(Figure record listings)

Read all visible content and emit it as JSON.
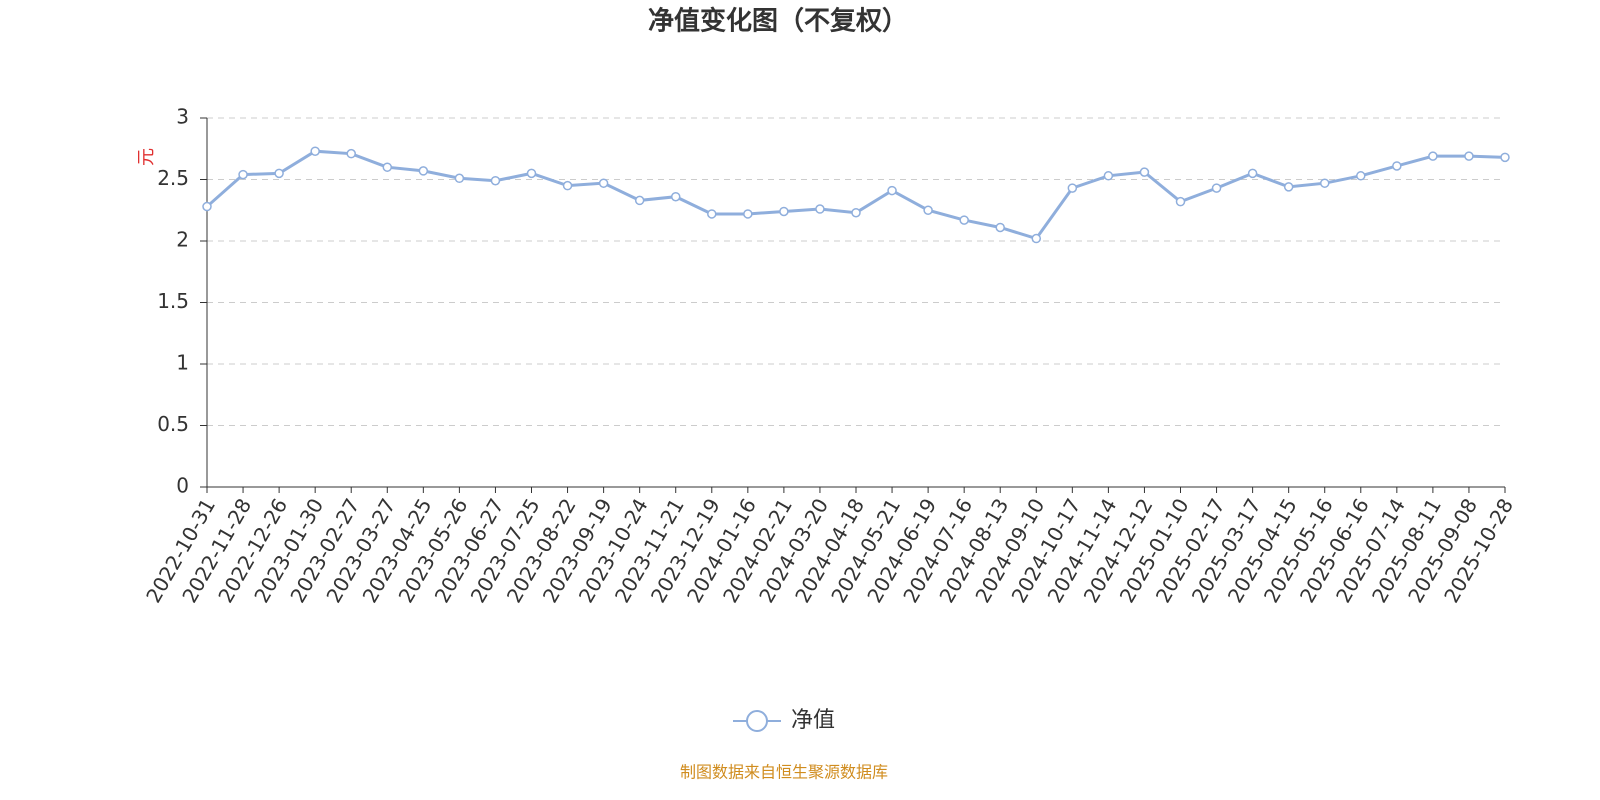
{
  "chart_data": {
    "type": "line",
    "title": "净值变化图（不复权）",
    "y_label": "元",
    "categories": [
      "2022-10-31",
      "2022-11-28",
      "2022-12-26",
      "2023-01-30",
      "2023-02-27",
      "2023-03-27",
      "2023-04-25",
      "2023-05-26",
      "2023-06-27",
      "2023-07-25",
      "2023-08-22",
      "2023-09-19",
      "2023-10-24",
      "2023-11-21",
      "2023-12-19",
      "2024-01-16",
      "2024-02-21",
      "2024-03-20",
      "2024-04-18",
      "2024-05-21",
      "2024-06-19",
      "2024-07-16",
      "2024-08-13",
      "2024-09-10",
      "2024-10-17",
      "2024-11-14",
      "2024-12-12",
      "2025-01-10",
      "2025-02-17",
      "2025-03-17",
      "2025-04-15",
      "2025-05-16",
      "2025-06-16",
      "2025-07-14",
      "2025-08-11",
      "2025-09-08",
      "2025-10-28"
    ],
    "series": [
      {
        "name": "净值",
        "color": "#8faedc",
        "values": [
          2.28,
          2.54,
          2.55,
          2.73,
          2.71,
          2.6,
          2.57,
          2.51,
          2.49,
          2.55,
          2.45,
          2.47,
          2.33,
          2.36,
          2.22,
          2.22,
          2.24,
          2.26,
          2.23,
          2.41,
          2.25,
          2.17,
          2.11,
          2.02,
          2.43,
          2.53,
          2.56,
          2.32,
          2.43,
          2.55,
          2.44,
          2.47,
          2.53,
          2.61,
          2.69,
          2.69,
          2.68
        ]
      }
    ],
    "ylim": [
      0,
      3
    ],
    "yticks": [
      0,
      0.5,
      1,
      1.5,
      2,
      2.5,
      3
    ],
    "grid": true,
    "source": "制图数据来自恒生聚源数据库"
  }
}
---
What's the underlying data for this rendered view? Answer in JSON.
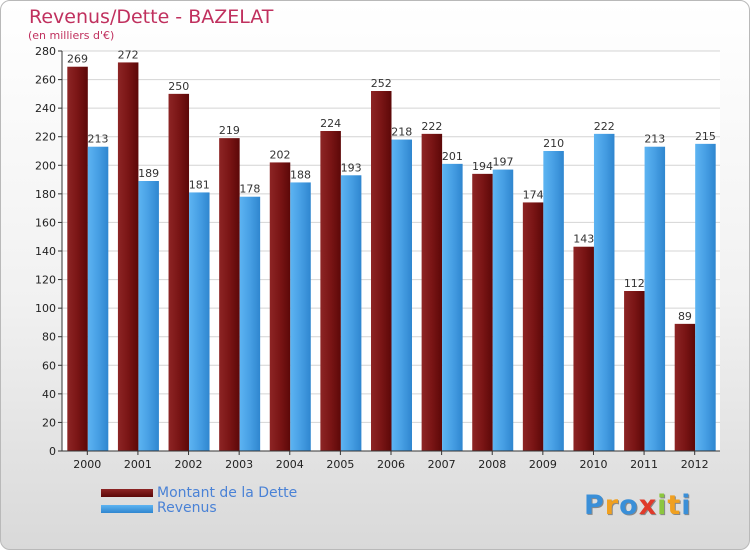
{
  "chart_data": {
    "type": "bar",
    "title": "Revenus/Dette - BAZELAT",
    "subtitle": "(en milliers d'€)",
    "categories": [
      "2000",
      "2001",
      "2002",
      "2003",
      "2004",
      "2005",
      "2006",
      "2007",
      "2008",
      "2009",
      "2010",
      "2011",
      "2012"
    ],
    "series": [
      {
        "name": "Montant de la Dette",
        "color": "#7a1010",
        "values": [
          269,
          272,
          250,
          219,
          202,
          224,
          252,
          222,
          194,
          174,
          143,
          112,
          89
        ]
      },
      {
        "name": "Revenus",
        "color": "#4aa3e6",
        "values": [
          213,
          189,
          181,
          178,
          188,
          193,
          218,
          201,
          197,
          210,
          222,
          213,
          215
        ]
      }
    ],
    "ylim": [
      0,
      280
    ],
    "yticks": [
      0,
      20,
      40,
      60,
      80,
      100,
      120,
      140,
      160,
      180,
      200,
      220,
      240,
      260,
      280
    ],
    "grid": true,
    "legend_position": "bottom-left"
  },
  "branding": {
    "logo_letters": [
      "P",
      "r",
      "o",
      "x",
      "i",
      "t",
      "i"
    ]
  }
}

__Requirement__: Pull out each line of the entries that contains "Dette".

__Solution__:
    "title": "Revenus/Dette - BAZELAT",
        "name": "Montant de la Dette",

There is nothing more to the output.